■ **What you need to do**
Look through the data below and report how many lines include "lanzamientos". Only the number should be given.

_ _ _

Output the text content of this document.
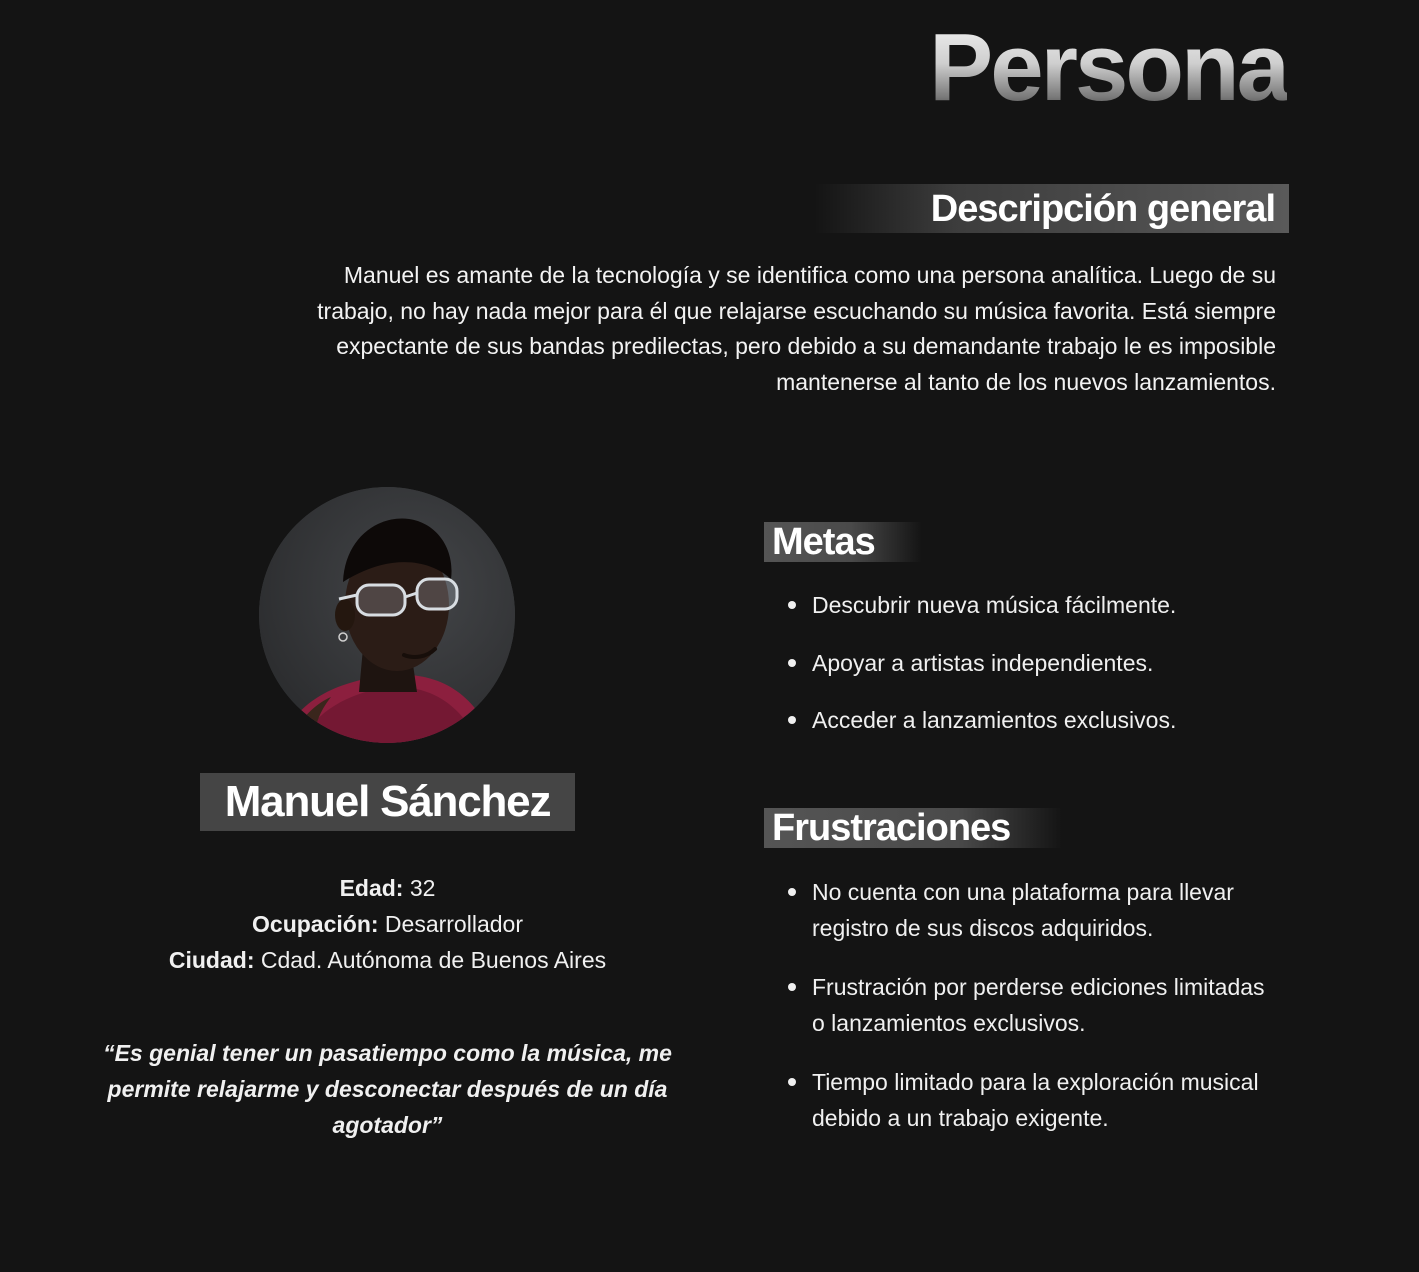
Persona
Descripción general

Manuel es amante de la tecnología y se identifica como una persona analítica. Luego de su trabajo, no hay nada mejor para él que relajarse escuchando su música favorita. Está siempre expectante de sus bandas predilectas, pero debido a su demandante trabajo le es imposible mantenerse al tanto de los nuevos lanzamientos.

Manuel Sánchez
Edad: 32
Ocupación: Desarrollador
Ciudad: Cdad. Autónoma de Buenos Aires

“Es genial tener un pasatiempo como la música, me permite relajarme y desconectar después de un día agotador”

Metas
Descubrir nueva música fácilmente.
Apoyar a artistas independientes.
Acceder a lanzamientos exclusivos.
Frustraciones
No cuenta con una plataforma para llevar registro de sus discos adquiridos.
Frustración por perderse ediciones limitadas o lanzamientos exclusivos.
Tiempo limitado para la exploración musical debido a un trabajo exigente.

_ _ _

■ **Solution**
3